§ **WORK TO COMPLETE**
Return all of the data exactly as given.

^^^^

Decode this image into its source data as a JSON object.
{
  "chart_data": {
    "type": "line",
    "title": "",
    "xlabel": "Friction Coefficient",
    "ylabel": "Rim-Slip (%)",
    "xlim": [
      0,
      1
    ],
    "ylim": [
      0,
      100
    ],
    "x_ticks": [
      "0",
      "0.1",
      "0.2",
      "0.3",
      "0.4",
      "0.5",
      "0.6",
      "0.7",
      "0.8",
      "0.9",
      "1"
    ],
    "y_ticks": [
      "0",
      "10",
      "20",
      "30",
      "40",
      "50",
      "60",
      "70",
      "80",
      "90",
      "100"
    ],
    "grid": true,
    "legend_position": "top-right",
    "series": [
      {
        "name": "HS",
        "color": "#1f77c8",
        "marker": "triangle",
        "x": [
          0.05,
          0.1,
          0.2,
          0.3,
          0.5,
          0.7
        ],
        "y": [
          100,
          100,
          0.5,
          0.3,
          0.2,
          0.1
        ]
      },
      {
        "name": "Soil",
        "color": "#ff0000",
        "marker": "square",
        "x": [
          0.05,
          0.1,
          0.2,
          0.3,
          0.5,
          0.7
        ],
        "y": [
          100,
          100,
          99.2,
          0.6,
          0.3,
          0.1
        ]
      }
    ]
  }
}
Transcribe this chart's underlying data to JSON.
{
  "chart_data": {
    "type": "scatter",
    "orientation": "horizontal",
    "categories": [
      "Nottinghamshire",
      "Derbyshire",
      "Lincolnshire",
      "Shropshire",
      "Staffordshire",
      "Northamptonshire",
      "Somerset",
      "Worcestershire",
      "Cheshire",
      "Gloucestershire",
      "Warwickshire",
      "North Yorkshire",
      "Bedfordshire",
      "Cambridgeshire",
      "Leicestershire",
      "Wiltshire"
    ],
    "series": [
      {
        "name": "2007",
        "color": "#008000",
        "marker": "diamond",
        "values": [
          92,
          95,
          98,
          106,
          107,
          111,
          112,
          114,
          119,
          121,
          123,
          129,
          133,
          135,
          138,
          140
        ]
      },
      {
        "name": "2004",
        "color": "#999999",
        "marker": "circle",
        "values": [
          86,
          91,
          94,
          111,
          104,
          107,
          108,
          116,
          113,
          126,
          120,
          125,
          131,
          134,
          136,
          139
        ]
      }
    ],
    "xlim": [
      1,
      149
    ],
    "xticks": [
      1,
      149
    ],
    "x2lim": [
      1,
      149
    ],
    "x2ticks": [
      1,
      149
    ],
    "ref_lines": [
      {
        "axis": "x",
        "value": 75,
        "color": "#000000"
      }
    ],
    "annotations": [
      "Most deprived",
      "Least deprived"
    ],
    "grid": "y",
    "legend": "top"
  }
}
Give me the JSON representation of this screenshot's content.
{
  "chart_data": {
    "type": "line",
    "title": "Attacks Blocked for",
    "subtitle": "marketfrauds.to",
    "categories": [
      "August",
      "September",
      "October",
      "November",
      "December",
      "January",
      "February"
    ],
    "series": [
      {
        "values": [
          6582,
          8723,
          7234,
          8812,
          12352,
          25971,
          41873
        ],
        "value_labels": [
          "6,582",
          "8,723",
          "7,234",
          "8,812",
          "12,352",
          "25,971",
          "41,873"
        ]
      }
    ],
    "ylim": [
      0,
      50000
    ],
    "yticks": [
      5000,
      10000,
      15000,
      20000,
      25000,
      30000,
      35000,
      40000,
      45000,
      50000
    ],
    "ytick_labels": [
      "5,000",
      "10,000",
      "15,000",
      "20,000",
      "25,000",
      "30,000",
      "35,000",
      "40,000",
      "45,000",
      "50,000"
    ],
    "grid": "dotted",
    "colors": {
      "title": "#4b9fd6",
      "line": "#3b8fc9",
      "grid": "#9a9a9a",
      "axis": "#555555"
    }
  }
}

^^^^

§ **WRITTEN RESPONSE**
Decode this image into its source data as a JSON object.
{
  "chart_data": {
    "type": "line",
    "title": "",
    "xlabel": "Friction Coefficient",
    "ylabel": "Rim-Slip (%)",
    "xlim": [
      0,
      1
    ],
    "ylim": [
      0,
      100
    ],
    "x_ticks": [
      "0",
      "0.1",
      "0.2",
      "0.3",
      "0.4",
      "0.5",
      "0.6",
      "0.7",
      "0.8",
      "0.9",
      "1"
    ],
    "y_ticks": [
      "0",
      "10",
      "20",
      "30",
      "40",
      "50",
      "60",
      "70",
      "80",
      "90",
      "100"
    ],
    "grid": true,
    "legend_position": "top-right",
    "series": [
      {
        "name": "HS",
        "color": "#1f77c8",
        "marker": "triangle",
        "x": [
          0.05,
          0.1,
          0.2,
          0.3,
          0.5,
          0.7
        ],
        "y": [
          100,
          100,
          0.5,
          0.3,
          0.2,
          0.1
        ]
      },
      {
        "name": "Soil",
        "color": "#ff0000",
        "marker": "square",
        "x": [
          0.05,
          0.1,
          0.2,
          0.3,
          0.5,
          0.7
        ],
        "y": [
          100,
          100,
          99.2,
          0.6,
          0.3,
          0.1
        ]
      }
    ]
  }
}
Transcribe this chart's underlying data to JSON.
{
  "chart_data": {
    "type": "scatter",
    "orientation": "horizontal",
    "categories": [
      "Nottinghamshire",
      "Derbyshire",
      "Lincolnshire",
      "Shropshire",
      "Staffordshire",
      "Northamptonshire",
      "Somerset",
      "Worcestershire",
      "Cheshire",
      "Gloucestershire",
      "Warwickshire",
      "North Yorkshire",
      "Bedfordshire",
      "Cambridgeshire",
      "Leicestershire",
      "Wiltshire"
    ],
    "series": [
      {
        "name": "2007",
        "color": "#008000",
        "marker": "diamond",
        "values": [
          92,
          95,
          98,
          106,
          107,
          111,
          112,
          114,
          119,
          121,
          123,
          129,
          133,
          135,
          138,
          140
        ]
      },
      {
        "name": "2004",
        "color": "#999999",
        "marker": "circle",
        "values": [
          86,
          91,
          94,
          111,
          104,
          107,
          108,
          116,
          113,
          126,
          120,
          125,
          131,
          134,
          136,
          139
        ]
      }
    ],
    "xlim": [
      1,
      149
    ],
    "xticks": [
      1,
      149
    ],
    "x2lim": [
      1,
      149
    ],
    "x2ticks": [
      1,
      149
    ],
    "ref_lines": [
      {
        "axis": "x",
        "value": 75,
        "color": "#000000"
      }
    ],
    "annotations": [
      "Most deprived",
      "Least deprived"
    ],
    "grid": "y",
    "legend": "top"
  }
}
Give me the JSON representation of this screenshot's content.
{
  "chart_data": {
    "type": "line",
    "title": "Attacks Blocked for",
    "subtitle": "marketfrauds.to",
    "categories": [
      "August",
      "September",
      "October",
      "November",
      "December",
      "January",
      "February"
    ],
    "series": [
      {
        "values": [
          6582,
          8723,
          7234,
          8812,
          12352,
          25971,
          41873
        ],
        "value_labels": [
          "6,582",
          "8,723",
          "7,234",
          "8,812",
          "12,352",
          "25,971",
          "41,873"
        ]
      }
    ],
    "ylim": [
      0,
      50000
    ],
    "yticks": [
      5000,
      10000,
      15000,
      20000,
      25000,
      30000,
      35000,
      40000,
      45000,
      50000
    ],
    "ytick_labels": [
      "5,000",
      "10,000",
      "15,000",
      "20,000",
      "25,000",
      "30,000",
      "35,000",
      "40,000",
      "45,000",
      "50,000"
    ],
    "grid": "dotted",
    "colors": {
      "title": "#4b9fd6",
      "line": "#3b8fc9",
      "grid": "#9a9a9a",
      "axis": "#555555"
    }
  }
}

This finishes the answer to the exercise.